> [Problem]
Tally how many lines hold the string "Rückfall". Your reply should be that number alone.

====== Input material

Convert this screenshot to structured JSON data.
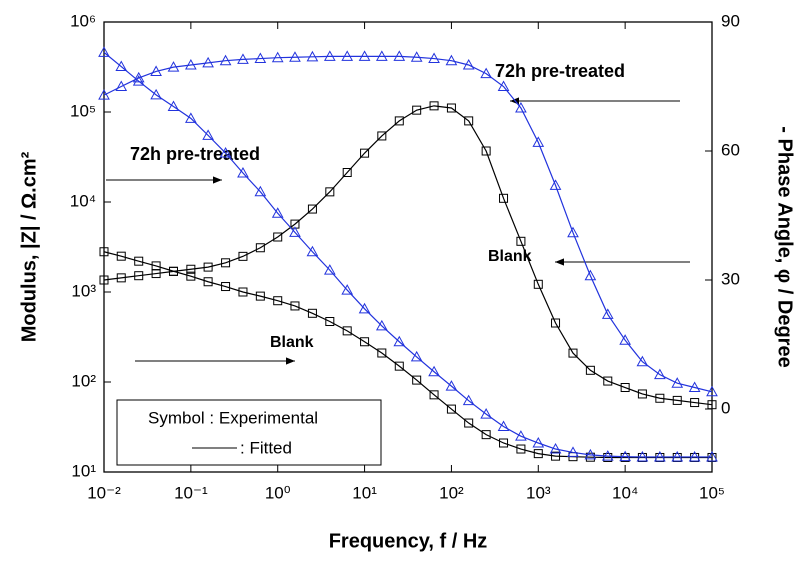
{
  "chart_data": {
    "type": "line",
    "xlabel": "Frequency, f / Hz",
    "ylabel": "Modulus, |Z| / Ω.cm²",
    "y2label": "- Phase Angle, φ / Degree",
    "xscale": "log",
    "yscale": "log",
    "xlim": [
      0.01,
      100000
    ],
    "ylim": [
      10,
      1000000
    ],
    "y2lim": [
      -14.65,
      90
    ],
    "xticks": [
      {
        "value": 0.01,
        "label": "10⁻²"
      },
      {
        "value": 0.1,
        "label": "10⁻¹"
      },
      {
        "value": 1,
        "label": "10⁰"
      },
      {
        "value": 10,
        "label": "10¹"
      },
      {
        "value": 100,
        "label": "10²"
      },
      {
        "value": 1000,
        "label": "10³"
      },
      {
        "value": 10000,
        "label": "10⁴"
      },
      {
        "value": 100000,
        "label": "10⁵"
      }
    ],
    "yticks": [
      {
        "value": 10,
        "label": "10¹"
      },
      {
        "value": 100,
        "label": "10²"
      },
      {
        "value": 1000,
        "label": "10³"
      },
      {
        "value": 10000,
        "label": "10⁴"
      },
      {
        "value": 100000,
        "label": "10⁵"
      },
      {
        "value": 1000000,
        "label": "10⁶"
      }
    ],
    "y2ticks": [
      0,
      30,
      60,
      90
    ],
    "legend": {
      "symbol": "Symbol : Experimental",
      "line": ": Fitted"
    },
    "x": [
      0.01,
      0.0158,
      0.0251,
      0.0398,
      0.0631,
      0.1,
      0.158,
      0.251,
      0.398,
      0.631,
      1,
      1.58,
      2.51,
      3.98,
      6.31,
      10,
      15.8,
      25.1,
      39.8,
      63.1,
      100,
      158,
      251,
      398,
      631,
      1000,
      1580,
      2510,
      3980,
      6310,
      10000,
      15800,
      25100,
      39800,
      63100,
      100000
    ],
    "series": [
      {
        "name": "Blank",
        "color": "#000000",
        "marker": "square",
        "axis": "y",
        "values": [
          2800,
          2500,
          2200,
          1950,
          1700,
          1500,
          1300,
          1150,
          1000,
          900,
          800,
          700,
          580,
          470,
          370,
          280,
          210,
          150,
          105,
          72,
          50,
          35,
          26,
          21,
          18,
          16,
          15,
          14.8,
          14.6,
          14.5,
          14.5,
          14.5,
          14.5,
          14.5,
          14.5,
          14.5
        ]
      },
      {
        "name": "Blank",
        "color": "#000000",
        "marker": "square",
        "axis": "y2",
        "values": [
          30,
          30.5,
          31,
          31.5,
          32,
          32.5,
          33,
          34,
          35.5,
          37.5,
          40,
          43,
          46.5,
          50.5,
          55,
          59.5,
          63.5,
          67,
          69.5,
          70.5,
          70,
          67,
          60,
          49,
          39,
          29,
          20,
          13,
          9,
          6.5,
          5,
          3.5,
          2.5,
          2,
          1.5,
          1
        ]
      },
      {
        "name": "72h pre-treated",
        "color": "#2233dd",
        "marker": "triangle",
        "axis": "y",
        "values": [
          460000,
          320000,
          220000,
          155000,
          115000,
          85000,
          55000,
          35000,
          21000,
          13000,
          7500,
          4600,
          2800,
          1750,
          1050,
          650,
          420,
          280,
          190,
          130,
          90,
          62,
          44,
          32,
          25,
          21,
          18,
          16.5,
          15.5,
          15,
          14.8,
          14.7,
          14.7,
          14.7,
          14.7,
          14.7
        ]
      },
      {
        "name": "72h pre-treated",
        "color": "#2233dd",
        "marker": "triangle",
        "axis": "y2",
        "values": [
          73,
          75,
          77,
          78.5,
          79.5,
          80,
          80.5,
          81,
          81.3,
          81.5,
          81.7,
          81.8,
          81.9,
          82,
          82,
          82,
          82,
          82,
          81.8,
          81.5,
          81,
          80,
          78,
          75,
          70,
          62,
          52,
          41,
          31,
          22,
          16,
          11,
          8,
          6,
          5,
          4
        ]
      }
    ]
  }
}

============
====== Input material

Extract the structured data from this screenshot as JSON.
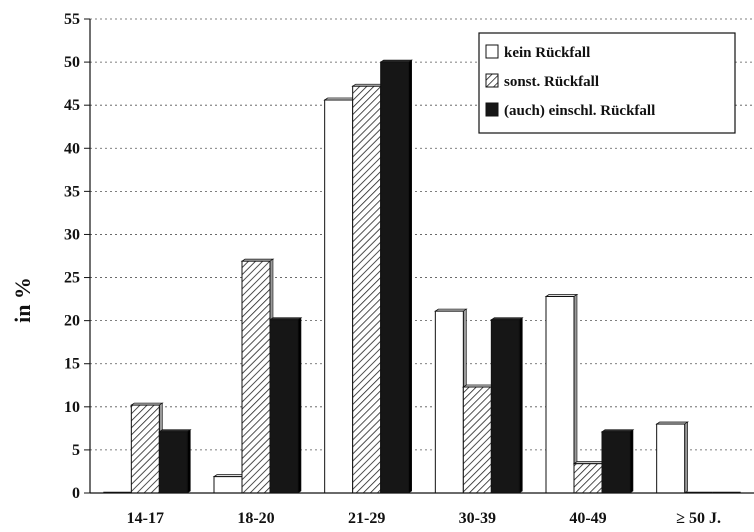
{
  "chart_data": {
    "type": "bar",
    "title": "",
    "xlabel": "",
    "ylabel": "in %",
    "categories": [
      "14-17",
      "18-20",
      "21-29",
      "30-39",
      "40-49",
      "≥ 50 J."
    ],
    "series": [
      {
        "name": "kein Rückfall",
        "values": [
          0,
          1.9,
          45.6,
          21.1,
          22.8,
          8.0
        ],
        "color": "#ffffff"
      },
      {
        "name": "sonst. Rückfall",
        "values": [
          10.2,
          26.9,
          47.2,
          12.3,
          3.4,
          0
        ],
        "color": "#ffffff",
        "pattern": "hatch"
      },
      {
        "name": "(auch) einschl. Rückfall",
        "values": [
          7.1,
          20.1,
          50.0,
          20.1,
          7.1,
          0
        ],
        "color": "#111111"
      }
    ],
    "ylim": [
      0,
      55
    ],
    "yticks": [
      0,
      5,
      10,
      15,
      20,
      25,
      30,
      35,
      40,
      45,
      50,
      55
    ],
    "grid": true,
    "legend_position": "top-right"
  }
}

============

> [Answer for the task]
3